What you will do:
(a) Print the passage of the text on query parameters and date formats that begins at the words "ClickHouse expects dates" and stops after the words "return date.toISOString()".
(b) List every section heading that appears in the text on query parameters and date formats.
(c) Go on with the text on query parameters and ClickHouse date formats from the point where it stops.

Document:

Important Considerations

Properties and Query Parameters

The __query object is an exception to the flat structure rule:

// βœ… Correct: __query can contain nested objects
properties: {
  "__query": {
    "utm_source": "google",  // Nested is OK here
    "utm_medium": "cpc"
  },
  "custom_field": "value"    // Other fields stay flat
}

// ❌ Wrong: Don't flatten __query into dot notation
properties: {
  "__query.utm_source": "google",  // DON'T do this
  "__query.utm_medium": "cpc"
}

Always extract and include UTM parameters for proper attribution tracking. OpenPanel's dashboard relies on these for traffic source analysis.

Date Format Requirements

ClickHouse expects dates in a specific format:

// βœ… Correct: YYYY-MM-DD HH:MM:SS
"2024-01-15 14:30:00"

// ❌ Wrong: ISO 8601 with T and Z
"2024-01-15T14:30:00.000Z"

// Conversion function
function formatClickHouseDate(date: Date): string {
  return date.toISOString()

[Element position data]
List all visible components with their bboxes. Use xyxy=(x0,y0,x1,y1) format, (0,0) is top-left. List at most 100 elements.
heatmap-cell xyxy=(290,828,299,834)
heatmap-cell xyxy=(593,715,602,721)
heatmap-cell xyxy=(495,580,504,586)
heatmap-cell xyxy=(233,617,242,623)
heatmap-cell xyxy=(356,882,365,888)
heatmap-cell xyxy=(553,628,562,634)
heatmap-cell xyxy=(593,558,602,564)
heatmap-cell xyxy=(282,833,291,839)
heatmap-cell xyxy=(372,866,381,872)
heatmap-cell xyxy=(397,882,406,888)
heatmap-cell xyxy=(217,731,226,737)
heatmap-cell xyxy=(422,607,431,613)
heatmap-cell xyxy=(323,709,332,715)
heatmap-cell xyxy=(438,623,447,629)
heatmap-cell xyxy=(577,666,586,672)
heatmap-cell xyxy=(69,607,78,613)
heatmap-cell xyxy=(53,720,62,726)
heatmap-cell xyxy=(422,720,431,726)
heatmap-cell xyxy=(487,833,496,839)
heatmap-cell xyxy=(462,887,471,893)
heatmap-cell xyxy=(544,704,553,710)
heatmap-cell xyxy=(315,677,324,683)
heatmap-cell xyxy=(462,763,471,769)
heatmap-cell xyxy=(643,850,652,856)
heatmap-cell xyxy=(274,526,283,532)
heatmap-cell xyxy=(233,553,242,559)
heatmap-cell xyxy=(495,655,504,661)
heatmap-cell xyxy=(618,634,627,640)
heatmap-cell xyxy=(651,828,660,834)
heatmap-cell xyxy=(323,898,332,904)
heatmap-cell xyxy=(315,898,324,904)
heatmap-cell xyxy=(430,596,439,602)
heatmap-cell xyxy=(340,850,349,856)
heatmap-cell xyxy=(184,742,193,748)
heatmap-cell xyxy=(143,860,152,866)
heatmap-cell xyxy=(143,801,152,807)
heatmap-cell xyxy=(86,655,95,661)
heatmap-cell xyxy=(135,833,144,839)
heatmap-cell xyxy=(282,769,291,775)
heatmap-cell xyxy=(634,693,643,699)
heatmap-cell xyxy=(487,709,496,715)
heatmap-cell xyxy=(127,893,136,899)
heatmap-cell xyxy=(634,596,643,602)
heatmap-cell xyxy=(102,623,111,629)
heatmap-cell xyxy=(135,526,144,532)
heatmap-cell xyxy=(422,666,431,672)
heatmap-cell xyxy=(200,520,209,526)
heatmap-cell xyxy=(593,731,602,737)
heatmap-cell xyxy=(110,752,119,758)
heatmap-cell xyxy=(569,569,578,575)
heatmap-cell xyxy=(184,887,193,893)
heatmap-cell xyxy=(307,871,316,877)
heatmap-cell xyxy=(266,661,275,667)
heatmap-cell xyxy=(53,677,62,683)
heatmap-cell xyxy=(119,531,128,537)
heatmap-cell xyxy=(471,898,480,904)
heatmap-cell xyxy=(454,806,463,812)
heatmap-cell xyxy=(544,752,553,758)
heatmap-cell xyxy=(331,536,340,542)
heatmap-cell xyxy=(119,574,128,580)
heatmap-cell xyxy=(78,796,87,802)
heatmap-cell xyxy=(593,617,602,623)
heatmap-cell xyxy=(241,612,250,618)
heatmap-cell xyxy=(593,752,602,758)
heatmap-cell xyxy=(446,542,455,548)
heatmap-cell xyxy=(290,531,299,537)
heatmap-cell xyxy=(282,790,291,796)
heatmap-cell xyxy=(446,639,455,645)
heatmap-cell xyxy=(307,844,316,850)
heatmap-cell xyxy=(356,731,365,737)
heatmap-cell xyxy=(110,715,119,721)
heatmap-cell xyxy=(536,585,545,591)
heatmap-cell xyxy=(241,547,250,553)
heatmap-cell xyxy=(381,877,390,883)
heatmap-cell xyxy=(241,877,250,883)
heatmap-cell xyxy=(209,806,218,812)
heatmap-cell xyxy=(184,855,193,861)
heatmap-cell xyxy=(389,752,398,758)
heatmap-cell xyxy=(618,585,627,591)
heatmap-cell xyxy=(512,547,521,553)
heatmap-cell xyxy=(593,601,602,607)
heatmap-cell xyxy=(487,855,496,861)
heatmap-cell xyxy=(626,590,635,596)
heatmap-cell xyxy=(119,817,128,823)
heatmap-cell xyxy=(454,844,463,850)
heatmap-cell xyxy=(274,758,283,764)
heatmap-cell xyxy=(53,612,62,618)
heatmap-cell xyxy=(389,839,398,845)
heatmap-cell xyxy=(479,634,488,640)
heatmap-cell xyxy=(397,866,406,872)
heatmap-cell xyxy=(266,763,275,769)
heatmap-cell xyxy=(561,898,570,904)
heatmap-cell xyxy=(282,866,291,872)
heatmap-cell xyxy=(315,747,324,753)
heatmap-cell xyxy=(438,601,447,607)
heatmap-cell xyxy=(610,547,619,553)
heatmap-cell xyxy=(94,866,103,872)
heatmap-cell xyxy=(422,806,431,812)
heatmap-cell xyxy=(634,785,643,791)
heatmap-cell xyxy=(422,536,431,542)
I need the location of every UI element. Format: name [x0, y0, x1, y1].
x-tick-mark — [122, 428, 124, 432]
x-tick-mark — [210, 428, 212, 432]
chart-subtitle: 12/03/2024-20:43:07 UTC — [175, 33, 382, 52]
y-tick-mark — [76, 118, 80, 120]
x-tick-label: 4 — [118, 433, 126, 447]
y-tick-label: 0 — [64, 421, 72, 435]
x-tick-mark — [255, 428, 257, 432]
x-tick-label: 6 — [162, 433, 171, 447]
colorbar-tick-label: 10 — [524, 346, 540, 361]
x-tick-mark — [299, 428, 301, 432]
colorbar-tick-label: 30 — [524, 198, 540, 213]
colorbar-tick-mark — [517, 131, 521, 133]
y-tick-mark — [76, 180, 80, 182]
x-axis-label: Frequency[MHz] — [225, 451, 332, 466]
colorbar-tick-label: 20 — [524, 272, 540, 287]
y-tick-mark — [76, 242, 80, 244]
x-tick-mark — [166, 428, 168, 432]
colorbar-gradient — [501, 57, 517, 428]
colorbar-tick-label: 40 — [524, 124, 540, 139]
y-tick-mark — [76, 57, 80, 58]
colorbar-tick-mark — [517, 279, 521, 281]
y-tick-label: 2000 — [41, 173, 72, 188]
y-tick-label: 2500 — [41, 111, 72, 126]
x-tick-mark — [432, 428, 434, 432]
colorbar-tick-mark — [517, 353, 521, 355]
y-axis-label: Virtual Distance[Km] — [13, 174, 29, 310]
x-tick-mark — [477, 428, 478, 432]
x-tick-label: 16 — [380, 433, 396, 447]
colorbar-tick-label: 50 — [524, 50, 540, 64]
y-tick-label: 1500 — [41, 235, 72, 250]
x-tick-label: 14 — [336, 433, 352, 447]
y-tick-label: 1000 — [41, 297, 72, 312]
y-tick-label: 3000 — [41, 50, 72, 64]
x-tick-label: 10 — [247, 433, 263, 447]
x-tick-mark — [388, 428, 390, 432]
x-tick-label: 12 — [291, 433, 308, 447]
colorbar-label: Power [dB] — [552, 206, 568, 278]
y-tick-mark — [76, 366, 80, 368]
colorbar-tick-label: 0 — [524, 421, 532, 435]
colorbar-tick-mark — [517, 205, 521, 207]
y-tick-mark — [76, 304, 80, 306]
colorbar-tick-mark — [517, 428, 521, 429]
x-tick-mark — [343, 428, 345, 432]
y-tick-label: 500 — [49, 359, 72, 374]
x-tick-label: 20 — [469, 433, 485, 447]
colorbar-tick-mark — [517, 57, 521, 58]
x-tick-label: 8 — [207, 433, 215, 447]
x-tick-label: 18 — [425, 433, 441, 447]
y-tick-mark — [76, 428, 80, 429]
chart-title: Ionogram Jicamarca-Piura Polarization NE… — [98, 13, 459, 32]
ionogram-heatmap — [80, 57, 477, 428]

Outputs by task:
(a)
ClickHouse expects dates in a specific format:

// βœ… Correct: YYYY-MM-DD HH:MM:SS
"2024-01-15 14:30:00"

// ❌ Wrong: ISO 8601 with T and Z
"2024-01-15T14:30:00.000Z"

// Conversion function
function formatClickHouseDate(date: Date): string {
  return date.toISOString()

(b)
Important Considerations
Properties and Query Parameters
Date Format Requirements

(c)
    .replace('T', ' ')           // Remove T separator
    .replace(/\.\d{3}Z$/, '');  // Remove milliseconds and Z
}

Batch Size and Performance

  • Optimal batch size: 5,000-10,000 events
  • Too small: More network overhead, slower imports
  • Too large: Memory issues, risk of timeout
  • Monitor: Watch memory usage and insert time per batch

Session Boundary Edge Cases

Exactly 30 minutes gap:

// If gap === 30 minutes exactly, continue existing session
if (timeSinceLastEvent > SESSION_TIMEOUT_MS) {
  // Start new session
}

Events at exact same timestamp:

  • They belong to the same session
  • Order doesn't matter as they're simultaneous

Out-of-order events:

  • Always sort by (device_id, created_at) before processing
  • Do NOT assume your source data is already sorted

Profile Upsertion

If you're tracking identified users, you may want to create profile records:

// Optional: Upsert profiles in PostgreSQL
import { PrismaClient } from '@prisma/client';

const prisma = new PrismaClient();

async function upsertProfiles(events: OpenPanelEvent[]) {
  const uniqueProfiles = new Map<string, OpenPanelEvent>();
  
  for (const event of events) {
    // Only track identified users (where profile_id !== device_id)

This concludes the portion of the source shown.